• [TASK DESCRIPTION] Return all lines with the word "marker" in them.

>> start RECORDS FOR THIS EXERCISE

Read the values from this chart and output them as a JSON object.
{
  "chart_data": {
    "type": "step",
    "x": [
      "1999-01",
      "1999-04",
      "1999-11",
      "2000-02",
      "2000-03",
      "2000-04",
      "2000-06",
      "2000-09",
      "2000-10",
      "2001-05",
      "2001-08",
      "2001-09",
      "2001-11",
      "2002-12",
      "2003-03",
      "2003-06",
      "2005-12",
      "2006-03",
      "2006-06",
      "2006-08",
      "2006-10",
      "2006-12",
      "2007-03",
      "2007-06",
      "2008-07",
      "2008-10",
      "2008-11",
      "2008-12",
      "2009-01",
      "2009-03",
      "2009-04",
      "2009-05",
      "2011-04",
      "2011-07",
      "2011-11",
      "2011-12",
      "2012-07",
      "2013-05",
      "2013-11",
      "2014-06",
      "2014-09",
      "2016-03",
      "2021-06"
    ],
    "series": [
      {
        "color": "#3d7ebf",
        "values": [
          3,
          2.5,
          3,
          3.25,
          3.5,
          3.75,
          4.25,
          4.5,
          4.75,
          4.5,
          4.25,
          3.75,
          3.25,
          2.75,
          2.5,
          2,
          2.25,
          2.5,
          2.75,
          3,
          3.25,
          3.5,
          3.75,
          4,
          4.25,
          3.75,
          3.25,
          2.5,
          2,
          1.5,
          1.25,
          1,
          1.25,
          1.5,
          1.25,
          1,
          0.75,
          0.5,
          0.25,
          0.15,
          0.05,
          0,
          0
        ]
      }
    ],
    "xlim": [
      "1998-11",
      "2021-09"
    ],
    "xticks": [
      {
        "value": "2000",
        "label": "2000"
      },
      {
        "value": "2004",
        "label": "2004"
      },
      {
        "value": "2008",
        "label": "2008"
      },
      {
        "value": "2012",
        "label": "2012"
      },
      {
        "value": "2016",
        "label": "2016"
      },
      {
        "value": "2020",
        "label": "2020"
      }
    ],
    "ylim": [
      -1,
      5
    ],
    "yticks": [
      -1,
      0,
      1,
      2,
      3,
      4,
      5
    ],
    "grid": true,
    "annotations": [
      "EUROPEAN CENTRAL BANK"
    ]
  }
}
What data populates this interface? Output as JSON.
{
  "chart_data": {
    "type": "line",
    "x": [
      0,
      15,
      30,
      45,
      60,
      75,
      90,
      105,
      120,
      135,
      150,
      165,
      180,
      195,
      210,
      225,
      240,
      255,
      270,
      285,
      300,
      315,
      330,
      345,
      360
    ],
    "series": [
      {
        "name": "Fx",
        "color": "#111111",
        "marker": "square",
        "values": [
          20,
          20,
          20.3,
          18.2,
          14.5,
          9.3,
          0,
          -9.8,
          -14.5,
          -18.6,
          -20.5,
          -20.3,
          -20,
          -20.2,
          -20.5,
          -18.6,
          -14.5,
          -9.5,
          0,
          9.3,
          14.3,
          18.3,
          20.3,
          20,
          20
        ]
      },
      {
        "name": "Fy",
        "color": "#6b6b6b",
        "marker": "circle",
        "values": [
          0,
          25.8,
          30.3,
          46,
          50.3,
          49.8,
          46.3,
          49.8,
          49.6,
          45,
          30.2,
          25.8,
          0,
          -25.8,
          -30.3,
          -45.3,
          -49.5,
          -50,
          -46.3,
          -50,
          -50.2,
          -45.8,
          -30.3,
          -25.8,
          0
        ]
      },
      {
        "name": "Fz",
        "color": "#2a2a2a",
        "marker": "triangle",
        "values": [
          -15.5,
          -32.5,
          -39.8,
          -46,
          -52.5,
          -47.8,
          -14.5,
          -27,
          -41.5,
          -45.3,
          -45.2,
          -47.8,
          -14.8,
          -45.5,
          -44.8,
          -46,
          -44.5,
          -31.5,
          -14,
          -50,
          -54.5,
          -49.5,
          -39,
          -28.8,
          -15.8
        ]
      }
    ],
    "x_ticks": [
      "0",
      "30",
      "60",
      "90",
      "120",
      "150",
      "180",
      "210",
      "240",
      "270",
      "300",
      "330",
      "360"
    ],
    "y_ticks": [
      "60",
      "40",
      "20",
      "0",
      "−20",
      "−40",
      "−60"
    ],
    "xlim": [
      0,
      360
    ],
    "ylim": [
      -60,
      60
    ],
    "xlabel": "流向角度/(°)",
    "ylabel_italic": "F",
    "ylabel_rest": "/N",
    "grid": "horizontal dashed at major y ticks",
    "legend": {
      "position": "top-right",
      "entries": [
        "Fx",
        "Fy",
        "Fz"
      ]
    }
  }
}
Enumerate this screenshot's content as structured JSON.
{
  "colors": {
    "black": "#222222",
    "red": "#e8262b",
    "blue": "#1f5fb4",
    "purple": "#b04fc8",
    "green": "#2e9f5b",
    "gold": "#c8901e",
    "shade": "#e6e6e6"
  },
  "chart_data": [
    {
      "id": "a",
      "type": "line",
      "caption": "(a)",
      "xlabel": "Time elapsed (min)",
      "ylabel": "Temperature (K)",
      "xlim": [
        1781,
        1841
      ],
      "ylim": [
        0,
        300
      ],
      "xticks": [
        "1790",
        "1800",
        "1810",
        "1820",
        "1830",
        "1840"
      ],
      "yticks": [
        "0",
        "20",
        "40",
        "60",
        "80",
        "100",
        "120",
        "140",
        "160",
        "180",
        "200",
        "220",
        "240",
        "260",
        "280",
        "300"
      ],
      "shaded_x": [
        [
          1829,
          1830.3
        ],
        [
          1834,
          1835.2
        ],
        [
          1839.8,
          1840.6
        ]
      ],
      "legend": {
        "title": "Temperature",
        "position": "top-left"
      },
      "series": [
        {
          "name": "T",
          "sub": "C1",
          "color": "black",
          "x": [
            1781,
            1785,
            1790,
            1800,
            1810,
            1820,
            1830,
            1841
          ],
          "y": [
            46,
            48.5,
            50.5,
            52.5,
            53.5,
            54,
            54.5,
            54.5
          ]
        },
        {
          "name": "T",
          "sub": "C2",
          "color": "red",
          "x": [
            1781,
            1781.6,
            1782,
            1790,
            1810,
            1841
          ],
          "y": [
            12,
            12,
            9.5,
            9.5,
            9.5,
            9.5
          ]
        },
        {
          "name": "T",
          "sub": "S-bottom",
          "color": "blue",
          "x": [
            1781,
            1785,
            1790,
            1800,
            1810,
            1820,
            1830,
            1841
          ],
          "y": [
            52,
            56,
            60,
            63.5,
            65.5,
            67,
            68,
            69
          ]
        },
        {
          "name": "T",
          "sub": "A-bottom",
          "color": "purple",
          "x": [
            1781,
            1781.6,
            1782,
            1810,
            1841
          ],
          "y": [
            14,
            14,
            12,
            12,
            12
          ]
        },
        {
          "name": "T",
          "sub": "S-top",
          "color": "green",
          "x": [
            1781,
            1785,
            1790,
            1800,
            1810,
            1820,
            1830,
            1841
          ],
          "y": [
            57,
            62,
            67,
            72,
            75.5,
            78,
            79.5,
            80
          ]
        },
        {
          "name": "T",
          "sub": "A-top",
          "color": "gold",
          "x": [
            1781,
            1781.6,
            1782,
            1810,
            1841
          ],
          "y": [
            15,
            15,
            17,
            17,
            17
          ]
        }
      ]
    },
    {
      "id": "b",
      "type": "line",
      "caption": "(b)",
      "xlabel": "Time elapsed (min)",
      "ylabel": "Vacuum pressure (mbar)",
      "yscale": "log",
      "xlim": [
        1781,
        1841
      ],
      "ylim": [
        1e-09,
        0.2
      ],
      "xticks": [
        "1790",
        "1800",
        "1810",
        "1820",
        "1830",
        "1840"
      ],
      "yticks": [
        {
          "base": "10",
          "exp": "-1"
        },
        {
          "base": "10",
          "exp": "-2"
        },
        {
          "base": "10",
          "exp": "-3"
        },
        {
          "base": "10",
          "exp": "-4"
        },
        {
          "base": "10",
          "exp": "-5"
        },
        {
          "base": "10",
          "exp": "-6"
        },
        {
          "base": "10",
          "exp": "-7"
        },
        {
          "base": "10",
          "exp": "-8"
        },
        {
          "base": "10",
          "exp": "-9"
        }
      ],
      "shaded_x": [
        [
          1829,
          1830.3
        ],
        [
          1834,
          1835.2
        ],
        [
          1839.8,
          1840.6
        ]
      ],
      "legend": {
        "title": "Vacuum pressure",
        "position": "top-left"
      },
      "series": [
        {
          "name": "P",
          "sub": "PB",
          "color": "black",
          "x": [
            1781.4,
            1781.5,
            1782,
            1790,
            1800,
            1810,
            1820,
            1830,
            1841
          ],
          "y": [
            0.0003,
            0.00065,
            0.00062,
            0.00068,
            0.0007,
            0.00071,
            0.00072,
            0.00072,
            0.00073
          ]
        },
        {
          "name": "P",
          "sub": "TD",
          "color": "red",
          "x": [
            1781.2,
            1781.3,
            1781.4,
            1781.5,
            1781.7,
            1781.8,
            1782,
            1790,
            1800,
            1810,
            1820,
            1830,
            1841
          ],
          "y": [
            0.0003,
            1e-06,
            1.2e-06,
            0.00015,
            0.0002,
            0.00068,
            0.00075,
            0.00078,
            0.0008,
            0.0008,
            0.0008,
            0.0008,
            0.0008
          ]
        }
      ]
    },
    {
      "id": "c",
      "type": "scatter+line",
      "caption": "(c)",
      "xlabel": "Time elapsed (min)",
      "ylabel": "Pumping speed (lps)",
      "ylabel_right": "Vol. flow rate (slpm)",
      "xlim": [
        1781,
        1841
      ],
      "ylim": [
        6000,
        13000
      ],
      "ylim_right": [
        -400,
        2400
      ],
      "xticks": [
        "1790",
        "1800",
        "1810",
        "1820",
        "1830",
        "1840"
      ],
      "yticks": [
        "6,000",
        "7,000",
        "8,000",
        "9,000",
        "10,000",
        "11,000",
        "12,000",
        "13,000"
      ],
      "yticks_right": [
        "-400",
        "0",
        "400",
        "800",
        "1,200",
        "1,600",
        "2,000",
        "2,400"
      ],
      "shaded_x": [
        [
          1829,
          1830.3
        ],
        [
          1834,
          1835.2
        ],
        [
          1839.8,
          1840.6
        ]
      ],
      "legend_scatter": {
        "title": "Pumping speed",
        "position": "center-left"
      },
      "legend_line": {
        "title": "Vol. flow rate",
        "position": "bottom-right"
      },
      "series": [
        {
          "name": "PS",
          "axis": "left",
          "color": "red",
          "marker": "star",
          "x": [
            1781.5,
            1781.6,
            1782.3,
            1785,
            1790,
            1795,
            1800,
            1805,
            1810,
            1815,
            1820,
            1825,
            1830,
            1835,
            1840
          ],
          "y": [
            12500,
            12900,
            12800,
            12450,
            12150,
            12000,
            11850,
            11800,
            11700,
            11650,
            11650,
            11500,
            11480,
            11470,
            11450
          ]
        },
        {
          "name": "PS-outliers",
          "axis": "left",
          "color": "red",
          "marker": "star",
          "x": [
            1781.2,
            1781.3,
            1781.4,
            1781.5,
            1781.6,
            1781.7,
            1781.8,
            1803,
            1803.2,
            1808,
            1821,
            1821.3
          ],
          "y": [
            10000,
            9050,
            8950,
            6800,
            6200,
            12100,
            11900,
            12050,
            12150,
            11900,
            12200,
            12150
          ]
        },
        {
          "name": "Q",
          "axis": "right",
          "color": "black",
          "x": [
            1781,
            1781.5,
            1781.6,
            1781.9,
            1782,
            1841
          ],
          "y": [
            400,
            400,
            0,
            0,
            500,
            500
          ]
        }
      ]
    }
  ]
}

>> end RECORDS FOR THIS EXERCISE

• [RESULT OF THIS TASK]
        "marker": "square",
        "marker": "circle",
        "marker": "triangle",
          "marker": "star",
          "marker": "star",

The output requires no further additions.